Locate every line in the records below that contains the word "HKCU", and copy each one.

§ **Dataset excerpts**

----

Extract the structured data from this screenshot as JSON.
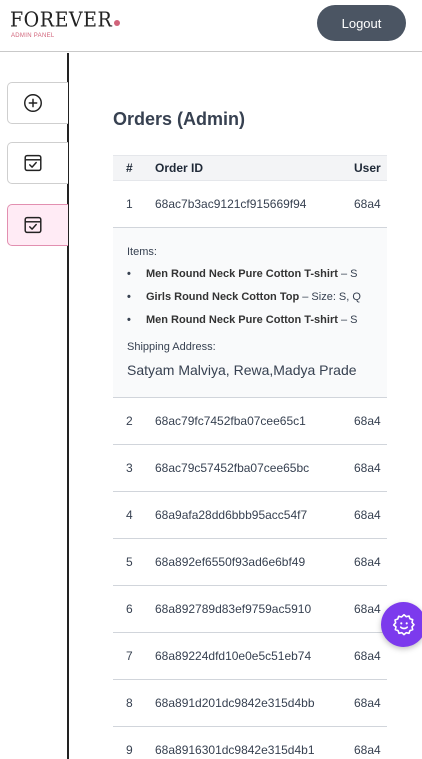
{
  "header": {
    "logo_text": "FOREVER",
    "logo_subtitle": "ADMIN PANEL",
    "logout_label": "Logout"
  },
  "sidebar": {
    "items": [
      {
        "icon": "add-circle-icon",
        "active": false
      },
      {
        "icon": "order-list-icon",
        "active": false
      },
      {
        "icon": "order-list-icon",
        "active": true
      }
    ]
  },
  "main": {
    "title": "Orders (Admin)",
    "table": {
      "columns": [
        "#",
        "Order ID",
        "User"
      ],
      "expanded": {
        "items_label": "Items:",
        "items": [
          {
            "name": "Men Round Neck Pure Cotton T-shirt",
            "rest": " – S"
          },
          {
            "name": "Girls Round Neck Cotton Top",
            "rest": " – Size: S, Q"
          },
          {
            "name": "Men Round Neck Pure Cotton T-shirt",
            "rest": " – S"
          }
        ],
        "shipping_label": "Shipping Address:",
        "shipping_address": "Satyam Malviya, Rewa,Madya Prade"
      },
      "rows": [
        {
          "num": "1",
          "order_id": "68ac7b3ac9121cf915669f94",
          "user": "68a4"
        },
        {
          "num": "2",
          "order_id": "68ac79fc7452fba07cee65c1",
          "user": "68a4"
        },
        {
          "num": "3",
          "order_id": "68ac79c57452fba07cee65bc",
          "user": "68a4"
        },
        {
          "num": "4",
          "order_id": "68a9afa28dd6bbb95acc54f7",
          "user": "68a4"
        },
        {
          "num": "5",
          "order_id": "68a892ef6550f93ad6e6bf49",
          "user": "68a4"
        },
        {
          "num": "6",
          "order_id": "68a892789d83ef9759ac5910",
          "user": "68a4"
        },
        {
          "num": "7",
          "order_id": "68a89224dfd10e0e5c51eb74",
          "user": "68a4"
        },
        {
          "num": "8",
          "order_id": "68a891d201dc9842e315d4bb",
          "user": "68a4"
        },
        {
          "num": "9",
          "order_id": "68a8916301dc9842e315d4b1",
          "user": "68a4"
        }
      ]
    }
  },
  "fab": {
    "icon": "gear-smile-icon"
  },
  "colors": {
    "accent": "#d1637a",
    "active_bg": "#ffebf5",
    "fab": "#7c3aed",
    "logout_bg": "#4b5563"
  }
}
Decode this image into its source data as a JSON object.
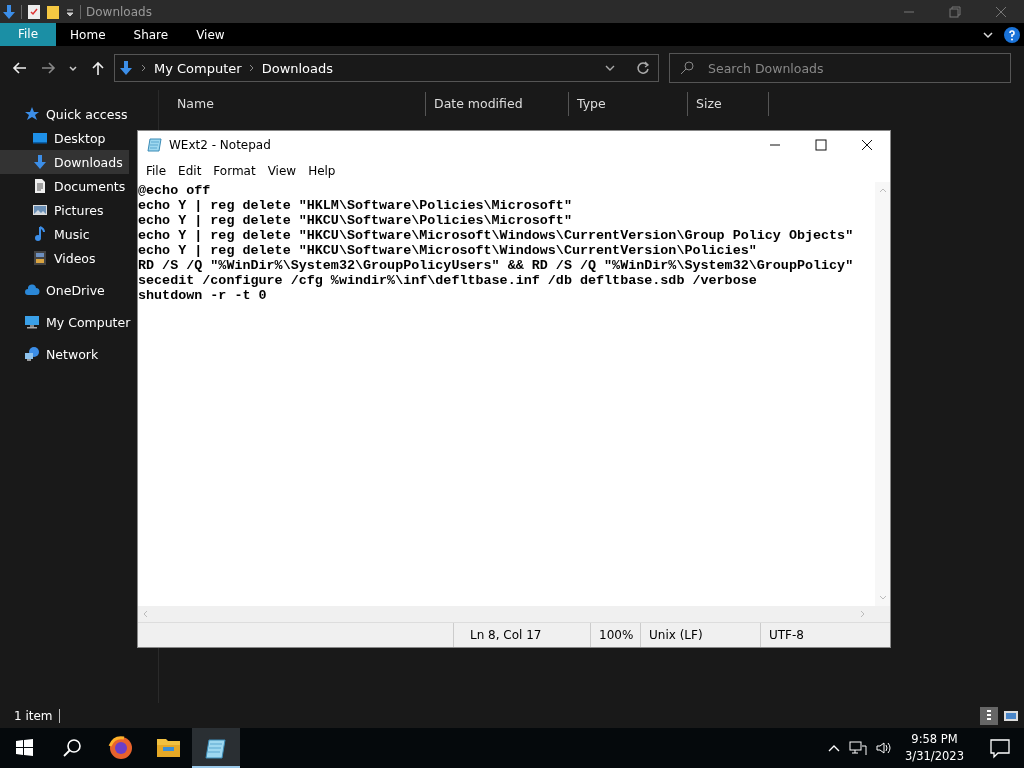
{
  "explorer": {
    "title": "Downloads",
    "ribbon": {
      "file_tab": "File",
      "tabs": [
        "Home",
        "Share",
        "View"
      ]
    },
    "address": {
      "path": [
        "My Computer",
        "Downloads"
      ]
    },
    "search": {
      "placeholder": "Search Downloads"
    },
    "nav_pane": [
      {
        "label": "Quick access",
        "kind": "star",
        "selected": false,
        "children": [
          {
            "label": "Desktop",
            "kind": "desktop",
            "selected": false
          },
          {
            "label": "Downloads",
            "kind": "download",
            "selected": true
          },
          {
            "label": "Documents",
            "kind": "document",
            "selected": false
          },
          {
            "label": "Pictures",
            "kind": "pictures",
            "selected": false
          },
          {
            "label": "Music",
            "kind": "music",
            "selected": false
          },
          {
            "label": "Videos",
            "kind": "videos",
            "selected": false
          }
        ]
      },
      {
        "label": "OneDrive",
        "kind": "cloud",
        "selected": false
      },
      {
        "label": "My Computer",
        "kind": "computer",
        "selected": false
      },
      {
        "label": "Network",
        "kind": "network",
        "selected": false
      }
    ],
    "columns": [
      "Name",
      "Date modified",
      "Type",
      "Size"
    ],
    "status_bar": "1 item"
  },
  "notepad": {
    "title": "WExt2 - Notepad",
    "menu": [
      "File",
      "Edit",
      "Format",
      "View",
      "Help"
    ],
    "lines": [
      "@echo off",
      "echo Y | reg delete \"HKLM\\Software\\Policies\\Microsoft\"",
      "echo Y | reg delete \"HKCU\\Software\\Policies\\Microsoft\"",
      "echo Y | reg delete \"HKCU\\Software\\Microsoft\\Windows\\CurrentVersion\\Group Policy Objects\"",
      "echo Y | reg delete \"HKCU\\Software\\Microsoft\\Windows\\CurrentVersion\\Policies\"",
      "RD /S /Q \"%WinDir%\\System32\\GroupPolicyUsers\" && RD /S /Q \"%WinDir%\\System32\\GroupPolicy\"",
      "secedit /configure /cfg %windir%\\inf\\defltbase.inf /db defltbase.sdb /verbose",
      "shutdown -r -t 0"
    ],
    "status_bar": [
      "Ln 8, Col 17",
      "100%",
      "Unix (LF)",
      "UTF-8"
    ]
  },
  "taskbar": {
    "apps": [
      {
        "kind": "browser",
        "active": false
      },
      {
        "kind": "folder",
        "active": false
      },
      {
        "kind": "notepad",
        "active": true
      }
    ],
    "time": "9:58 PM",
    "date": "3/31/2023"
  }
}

----

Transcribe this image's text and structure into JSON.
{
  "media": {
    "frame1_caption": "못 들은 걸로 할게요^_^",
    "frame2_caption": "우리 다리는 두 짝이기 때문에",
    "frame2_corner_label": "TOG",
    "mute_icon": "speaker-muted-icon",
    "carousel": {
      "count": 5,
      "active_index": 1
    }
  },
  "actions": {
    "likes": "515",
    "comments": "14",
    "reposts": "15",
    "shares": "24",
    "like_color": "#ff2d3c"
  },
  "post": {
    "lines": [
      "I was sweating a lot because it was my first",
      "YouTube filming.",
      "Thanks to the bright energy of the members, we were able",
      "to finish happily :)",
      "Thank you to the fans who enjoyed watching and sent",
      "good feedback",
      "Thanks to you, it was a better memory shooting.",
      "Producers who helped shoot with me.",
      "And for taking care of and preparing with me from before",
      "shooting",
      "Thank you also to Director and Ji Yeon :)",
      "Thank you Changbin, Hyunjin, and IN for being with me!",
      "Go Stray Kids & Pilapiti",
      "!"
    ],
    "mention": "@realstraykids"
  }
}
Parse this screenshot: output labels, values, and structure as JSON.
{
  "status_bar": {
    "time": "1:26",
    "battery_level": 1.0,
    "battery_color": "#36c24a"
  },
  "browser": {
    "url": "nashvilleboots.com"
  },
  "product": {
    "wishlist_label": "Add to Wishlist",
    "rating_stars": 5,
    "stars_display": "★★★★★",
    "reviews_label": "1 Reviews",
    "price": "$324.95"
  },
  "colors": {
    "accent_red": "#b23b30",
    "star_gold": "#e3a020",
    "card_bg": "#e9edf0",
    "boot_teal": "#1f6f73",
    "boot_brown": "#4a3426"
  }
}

----

§ **Complete response**
      "echo Y | reg delete \"HKCU\\Software\\Policies\\Microsoft\"",
      "echo Y | reg delete \"HKCU\\Software\\Microsoft\\Windows\\CurrentVersion\\Group Policy Objects\"",
      "echo Y | reg delete \"HKCU\\Software\\Microsoft\\Windows\\CurrentVersion\\Policies\"",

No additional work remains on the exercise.